*What is being asked*
Filter the entries below, keeping only lines with the word "JSON".

*Information provided*

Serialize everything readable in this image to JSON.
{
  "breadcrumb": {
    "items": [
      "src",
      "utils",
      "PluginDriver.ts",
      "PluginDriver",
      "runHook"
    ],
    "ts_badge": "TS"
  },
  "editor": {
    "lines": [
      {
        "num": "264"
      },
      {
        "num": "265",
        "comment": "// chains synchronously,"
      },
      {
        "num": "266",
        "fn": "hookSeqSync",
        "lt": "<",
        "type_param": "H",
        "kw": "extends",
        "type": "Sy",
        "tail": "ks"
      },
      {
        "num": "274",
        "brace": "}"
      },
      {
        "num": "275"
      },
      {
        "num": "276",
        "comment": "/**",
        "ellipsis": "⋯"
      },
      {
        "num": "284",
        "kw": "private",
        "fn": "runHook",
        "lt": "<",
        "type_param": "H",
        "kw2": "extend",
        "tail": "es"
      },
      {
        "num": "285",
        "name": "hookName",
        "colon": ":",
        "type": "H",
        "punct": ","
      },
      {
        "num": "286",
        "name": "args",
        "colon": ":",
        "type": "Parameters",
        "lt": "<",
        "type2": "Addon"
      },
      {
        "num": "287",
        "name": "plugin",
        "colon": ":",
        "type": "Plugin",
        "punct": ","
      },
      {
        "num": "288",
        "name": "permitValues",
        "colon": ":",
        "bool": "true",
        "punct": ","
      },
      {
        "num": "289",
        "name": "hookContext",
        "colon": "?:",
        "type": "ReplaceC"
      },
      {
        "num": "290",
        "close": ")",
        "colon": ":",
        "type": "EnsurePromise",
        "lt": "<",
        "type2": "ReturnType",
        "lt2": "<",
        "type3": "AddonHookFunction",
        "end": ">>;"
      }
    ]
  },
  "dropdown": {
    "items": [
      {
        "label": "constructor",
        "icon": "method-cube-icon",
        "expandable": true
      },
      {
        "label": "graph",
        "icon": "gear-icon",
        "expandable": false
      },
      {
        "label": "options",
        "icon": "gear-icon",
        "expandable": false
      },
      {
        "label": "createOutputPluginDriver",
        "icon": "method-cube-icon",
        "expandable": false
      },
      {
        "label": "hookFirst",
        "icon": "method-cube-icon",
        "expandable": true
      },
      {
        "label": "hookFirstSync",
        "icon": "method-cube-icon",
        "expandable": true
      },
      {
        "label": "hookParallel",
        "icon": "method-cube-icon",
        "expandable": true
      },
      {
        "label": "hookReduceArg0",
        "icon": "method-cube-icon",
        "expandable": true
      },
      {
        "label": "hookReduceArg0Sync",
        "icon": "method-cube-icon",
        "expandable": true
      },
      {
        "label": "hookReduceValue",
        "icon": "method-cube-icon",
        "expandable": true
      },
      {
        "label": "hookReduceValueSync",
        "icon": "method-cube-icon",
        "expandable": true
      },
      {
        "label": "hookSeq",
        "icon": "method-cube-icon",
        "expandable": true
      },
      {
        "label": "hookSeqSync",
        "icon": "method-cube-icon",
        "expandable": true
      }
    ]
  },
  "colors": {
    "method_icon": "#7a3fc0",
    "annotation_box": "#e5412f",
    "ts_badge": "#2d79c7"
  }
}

---

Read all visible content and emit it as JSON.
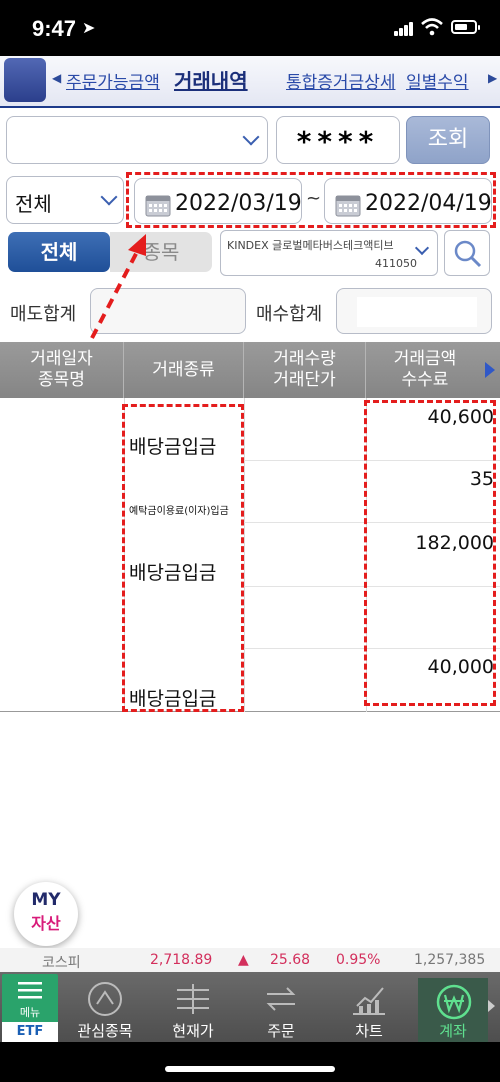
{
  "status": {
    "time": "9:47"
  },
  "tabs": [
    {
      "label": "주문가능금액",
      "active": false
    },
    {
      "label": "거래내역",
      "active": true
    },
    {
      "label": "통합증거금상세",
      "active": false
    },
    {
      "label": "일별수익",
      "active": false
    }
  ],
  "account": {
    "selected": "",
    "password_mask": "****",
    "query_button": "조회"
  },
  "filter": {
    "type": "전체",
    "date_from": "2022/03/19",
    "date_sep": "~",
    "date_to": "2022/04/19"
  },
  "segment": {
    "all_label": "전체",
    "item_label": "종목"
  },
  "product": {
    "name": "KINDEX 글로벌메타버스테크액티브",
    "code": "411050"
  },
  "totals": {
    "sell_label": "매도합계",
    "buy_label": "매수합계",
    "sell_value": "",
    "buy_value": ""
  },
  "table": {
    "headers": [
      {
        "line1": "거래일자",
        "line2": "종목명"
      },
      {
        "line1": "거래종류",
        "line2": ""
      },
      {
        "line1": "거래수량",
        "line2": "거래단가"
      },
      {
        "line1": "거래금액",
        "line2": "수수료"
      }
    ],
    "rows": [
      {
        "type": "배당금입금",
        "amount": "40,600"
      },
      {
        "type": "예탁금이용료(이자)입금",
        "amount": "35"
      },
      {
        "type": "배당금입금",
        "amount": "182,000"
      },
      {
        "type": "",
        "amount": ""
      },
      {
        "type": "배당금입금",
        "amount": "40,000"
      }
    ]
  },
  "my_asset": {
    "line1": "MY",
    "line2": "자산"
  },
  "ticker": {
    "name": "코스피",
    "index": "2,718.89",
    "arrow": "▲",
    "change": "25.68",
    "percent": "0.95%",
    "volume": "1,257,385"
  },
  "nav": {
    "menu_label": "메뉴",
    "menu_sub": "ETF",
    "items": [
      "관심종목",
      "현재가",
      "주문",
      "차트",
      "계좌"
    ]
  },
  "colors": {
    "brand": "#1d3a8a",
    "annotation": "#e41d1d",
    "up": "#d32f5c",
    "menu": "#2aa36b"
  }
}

*Exercise output*
Serialize everything readable in this image to JSON.
Read all visible content and emit it as JSON.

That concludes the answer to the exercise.